[start Records supplied]
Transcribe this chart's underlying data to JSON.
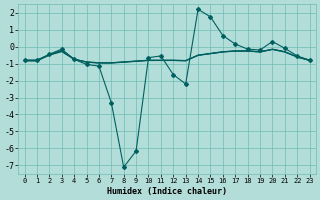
{
  "xlabel": "Humidex (Indice chaleur)",
  "bg_color": "#b3ddd8",
  "grid_color": "#6dbdb5",
  "line_color": "#006060",
  "xlim": [
    -0.5,
    23.5
  ],
  "ylim": [
    -7.5,
    2.5
  ],
  "xticks": [
    0,
    1,
    2,
    3,
    4,
    5,
    6,
    7,
    8,
    9,
    10,
    11,
    12,
    13,
    14,
    15,
    16,
    17,
    18,
    19,
    20,
    21,
    22,
    23
  ],
  "yticks": [
    -7,
    -6,
    -5,
    -4,
    -3,
    -2,
    -1,
    0,
    1,
    2
  ],
  "lines": [
    {
      "x": [
        0,
        1,
        2,
        3,
        4,
        5,
        6,
        7,
        8,
        9,
        10,
        11,
        12,
        13,
        14,
        15,
        16,
        17,
        18,
        19,
        20,
        21,
        22,
        23
      ],
      "y": [
        -0.8,
        -0.8,
        -0.45,
        -0.15,
        -0.75,
        -1.05,
        -1.15,
        -3.3,
        -7.1,
        -6.15,
        -0.65,
        -0.55,
        -1.65,
        -2.2,
        2.2,
        1.75,
        0.65,
        0.15,
        -0.15,
        -0.2,
        0.3,
        -0.1,
        -0.55,
        -0.8
      ],
      "marker": "D",
      "markersize": 2.0,
      "lw": 0.8
    },
    {
      "x": [
        0,
        1,
        2,
        3,
        4,
        5,
        6,
        7,
        8,
        9,
        10,
        11,
        12,
        13,
        14,
        15,
        16,
        17,
        18,
        19,
        20,
        21,
        22,
        23
      ],
      "y": [
        -0.8,
        -0.8,
        -0.5,
        -0.3,
        -0.75,
        -0.9,
        -0.95,
        -0.95,
        -0.9,
        -0.85,
        -0.8,
        -0.8,
        -0.8,
        -0.82,
        -0.5,
        -0.4,
        -0.3,
        -0.25,
        -0.25,
        -0.3,
        -0.15,
        -0.3,
        -0.6,
        -0.8
      ],
      "marker": null,
      "markersize": 0,
      "lw": 0.8
    },
    {
      "x": [
        0,
        1,
        2,
        3,
        4,
        5,
        6,
        7,
        8,
        9,
        10,
        11,
        12,
        13,
        14,
        15,
        16,
        17,
        18,
        19,
        20,
        21,
        22,
        23
      ],
      "y": [
        -0.85,
        -0.85,
        -0.5,
        -0.25,
        -0.75,
        -0.92,
        -0.97,
        -0.97,
        -0.92,
        -0.87,
        -0.82,
        -0.82,
        -0.82,
        -0.84,
        -0.52,
        -0.42,
        -0.32,
        -0.27,
        -0.27,
        -0.32,
        -0.17,
        -0.32,
        -0.62,
        -0.82
      ],
      "marker": null,
      "markersize": 0,
      "lw": 0.8
    },
    {
      "x": [
        0,
        1,
        2,
        3,
        4,
        5,
        6,
        7,
        8,
        9,
        10,
        11,
        12,
        13,
        14,
        15,
        16,
        17,
        18,
        19,
        20,
        21,
        22,
        23
      ],
      "y": [
        -0.82,
        -0.82,
        -0.48,
        -0.22,
        -0.73,
        -0.91,
        -0.96,
        -0.96,
        -0.91,
        -0.86,
        -0.81,
        -0.81,
        -0.81,
        -0.83,
        -0.51,
        -0.41,
        -0.31,
        -0.26,
        -0.26,
        -0.31,
        -0.16,
        -0.31,
        -0.61,
        -0.81
      ],
      "marker": null,
      "markersize": 0,
      "lw": 0.8
    }
  ]
}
[end Records supplied]
_Written instruction:_
Do not include images; quote all of the entries above exactly.

_Full output:_
Transcribe this chart's underlying data to JSON.
{
  "xlabel": "Humidex (Indice chaleur)",
  "bg_color": "#b3ddd8",
  "grid_color": "#6dbdb5",
  "line_color": "#006060",
  "xlim": [
    -0.5,
    23.5
  ],
  "ylim": [
    -7.5,
    2.5
  ],
  "xticks": [
    0,
    1,
    2,
    3,
    4,
    5,
    6,
    7,
    8,
    9,
    10,
    11,
    12,
    13,
    14,
    15,
    16,
    17,
    18,
    19,
    20,
    21,
    22,
    23
  ],
  "yticks": [
    -7,
    -6,
    -5,
    -4,
    -3,
    -2,
    -1,
    0,
    1,
    2
  ],
  "lines": [
    {
      "x": [
        0,
        1,
        2,
        3,
        4,
        5,
        6,
        7,
        8,
        9,
        10,
        11,
        12,
        13,
        14,
        15,
        16,
        17,
        18,
        19,
        20,
        21,
        22,
        23
      ],
      "y": [
        -0.8,
        -0.8,
        -0.45,
        -0.15,
        -0.75,
        -1.05,
        -1.15,
        -3.3,
        -7.1,
        -6.15,
        -0.65,
        -0.55,
        -1.65,
        -2.2,
        2.2,
        1.75,
        0.65,
        0.15,
        -0.15,
        -0.2,
        0.3,
        -0.1,
        -0.55,
        -0.8
      ],
      "marker": "D",
      "markersize": 2.0,
      "lw": 0.8
    },
    {
      "x": [
        0,
        1,
        2,
        3,
        4,
        5,
        6,
        7,
        8,
        9,
        10,
        11,
        12,
        13,
        14,
        15,
        16,
        17,
        18,
        19,
        20,
        21,
        22,
        23
      ],
      "y": [
        -0.8,
        -0.8,
        -0.5,
        -0.3,
        -0.75,
        -0.9,
        -0.95,
        -0.95,
        -0.9,
        -0.85,
        -0.8,
        -0.8,
        -0.8,
        -0.82,
        -0.5,
        -0.4,
        -0.3,
        -0.25,
        -0.25,
        -0.3,
        -0.15,
        -0.3,
        -0.6,
        -0.8
      ],
      "marker": null,
      "markersize": 0,
      "lw": 0.8
    },
    {
      "x": [
        0,
        1,
        2,
        3,
        4,
        5,
        6,
        7,
        8,
        9,
        10,
        11,
        12,
        13,
        14,
        15,
        16,
        17,
        18,
        19,
        20,
        21,
        22,
        23
      ],
      "y": [
        -0.85,
        -0.85,
        -0.5,
        -0.25,
        -0.75,
        -0.92,
        -0.97,
        -0.97,
        -0.92,
        -0.87,
        -0.82,
        -0.82,
        -0.82,
        -0.84,
        -0.52,
        -0.42,
        -0.32,
        -0.27,
        -0.27,
        -0.32,
        -0.17,
        -0.32,
        -0.62,
        -0.82
      ],
      "marker": null,
      "markersize": 0,
      "lw": 0.8
    },
    {
      "x": [
        0,
        1,
        2,
        3,
        4,
        5,
        6,
        7,
        8,
        9,
        10,
        11,
        12,
        13,
        14,
        15,
        16,
        17,
        18,
        19,
        20,
        21,
        22,
        23
      ],
      "y": [
        -0.82,
        -0.82,
        -0.48,
        -0.22,
        -0.73,
        -0.91,
        -0.96,
        -0.96,
        -0.91,
        -0.86,
        -0.81,
        -0.81,
        -0.81,
        -0.83,
        -0.51,
        -0.41,
        -0.31,
        -0.26,
        -0.26,
        -0.31,
        -0.16,
        -0.31,
        -0.61,
        -0.81
      ],
      "marker": null,
      "markersize": 0,
      "lw": 0.8
    }
  ]
}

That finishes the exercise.